-- Your task --
In the entries, find all lines that hold the word "JSON" and copy them.
* Start Provided data *
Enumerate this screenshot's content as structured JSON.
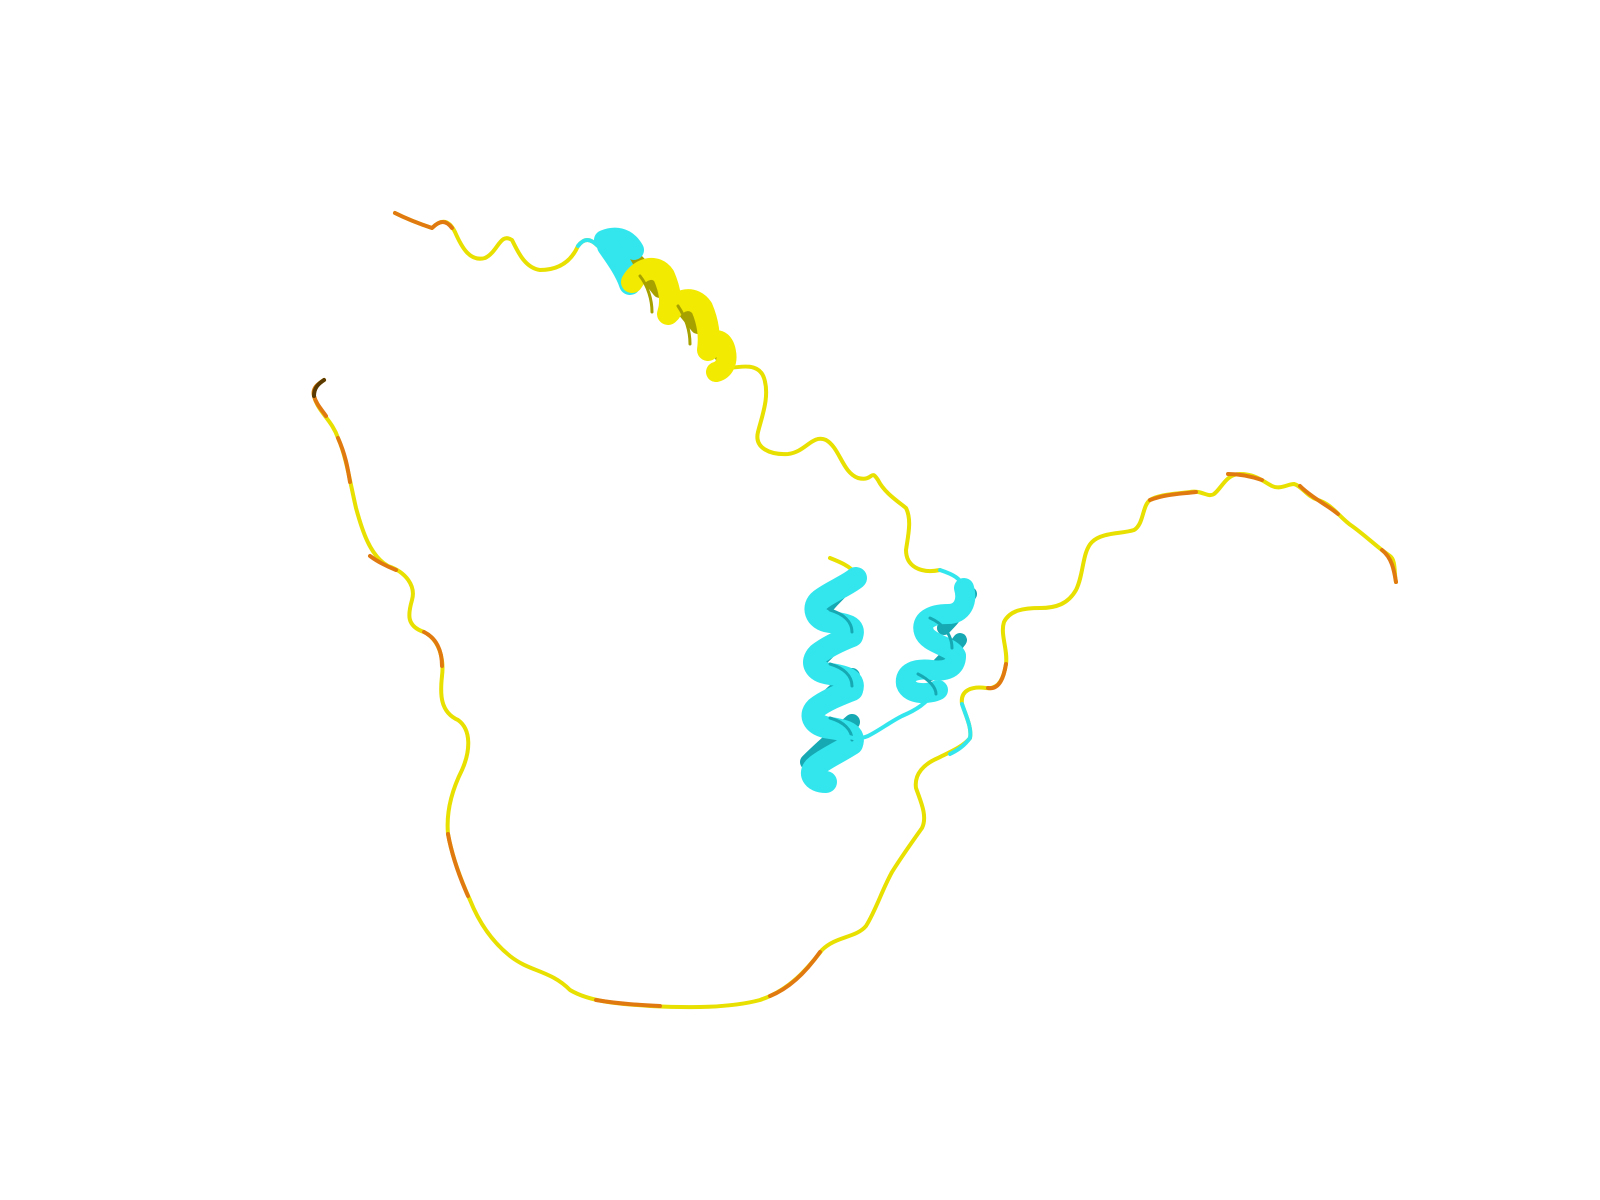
{
  "scene": {
    "background_color": "#ffffff",
    "representation": "cartoon",
    "colors": {
      "helix_cyan": "#33e6ee",
      "helix_cyan_dark": "#16a9b3",
      "helix_yellow": "#f2ea00",
      "helix_yellow_dark": "#a7a100",
      "coil_yellow": "#e8e000",
      "coil_orange": "#e07a10",
      "coil_dark": "#5a3a00"
    }
  }
}
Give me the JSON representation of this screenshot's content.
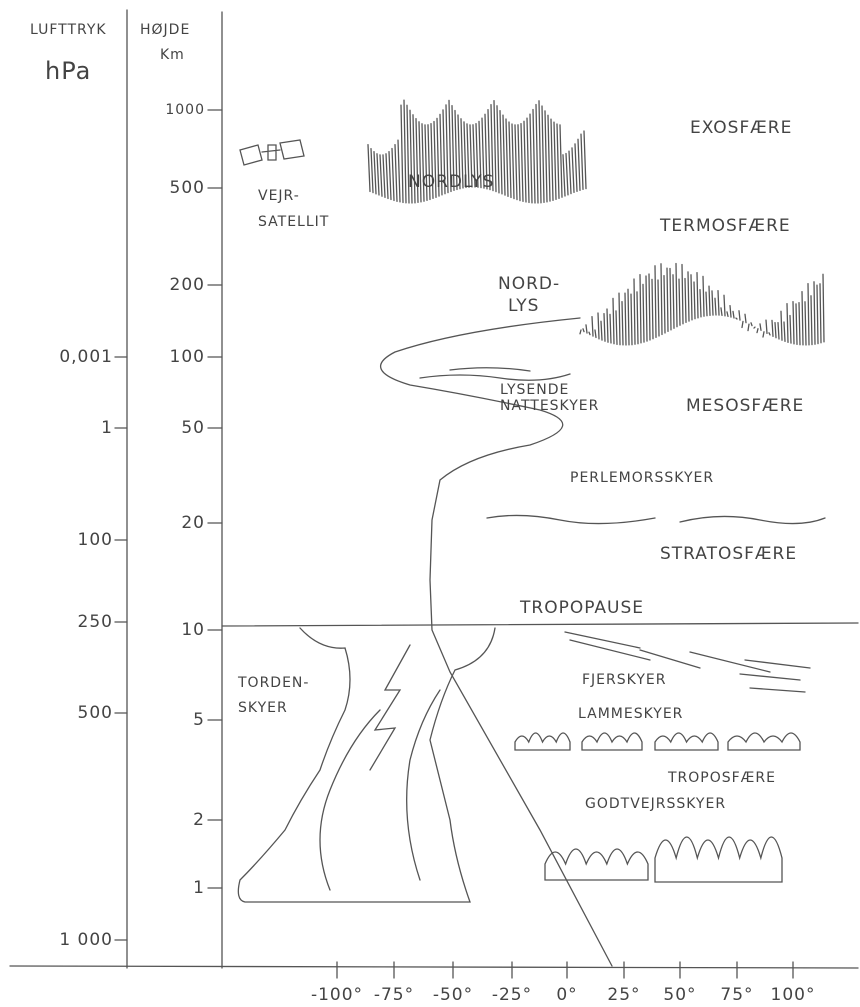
{
  "axes": {
    "pressure": {
      "title": "LUFTTRYK",
      "unit": "hPa",
      "ticks": [
        "0,001",
        "1",
        "100",
        "250",
        "500",
        "1 000"
      ]
    },
    "height": {
      "title": "HØJDE",
      "unit": "Km",
      "ticks": [
        "1000",
        "500",
        "200",
        "100",
        "50",
        "20",
        "10",
        "5",
        "2",
        "1"
      ]
    },
    "temperature": {
      "ticks": [
        "-100°",
        "-75°",
        "-50°",
        "-25°",
        "0°",
        "25°",
        "50°",
        "75°",
        "100°"
      ]
    }
  },
  "labels": {
    "exosphere": "EXOSFÆRE",
    "aurora_high": "NORDLYS",
    "satellite": [
      "VEJR-",
      "SATELLIT"
    ],
    "thermosphere": "TERMOSFÆRE",
    "aurora_low": [
      "NORD-",
      "LYS"
    ],
    "noctilucent": [
      "LYSENDE",
      "NATTESKYER"
    ],
    "mesosphere": "MESOSFÆRE",
    "nacreous": "PERLEMORSSKYER",
    "stratosphere": "STRATOSFÆRE",
    "tropopause": "TROPOPAUSE",
    "cirrus": "FJERSKYER",
    "altocumulus": "LAMMESKYER",
    "troposphere": "TROPOSFÆRE",
    "cumulus": "GODTVEJRSSKYER",
    "thunderclouds": [
      "TORDEN-",
      "SKYER"
    ]
  }
}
* End Provided data *
-- Output of the task --
Enumerate this screenshot's content as structured JSON.
Give me the JSON representation of this screenshot's content.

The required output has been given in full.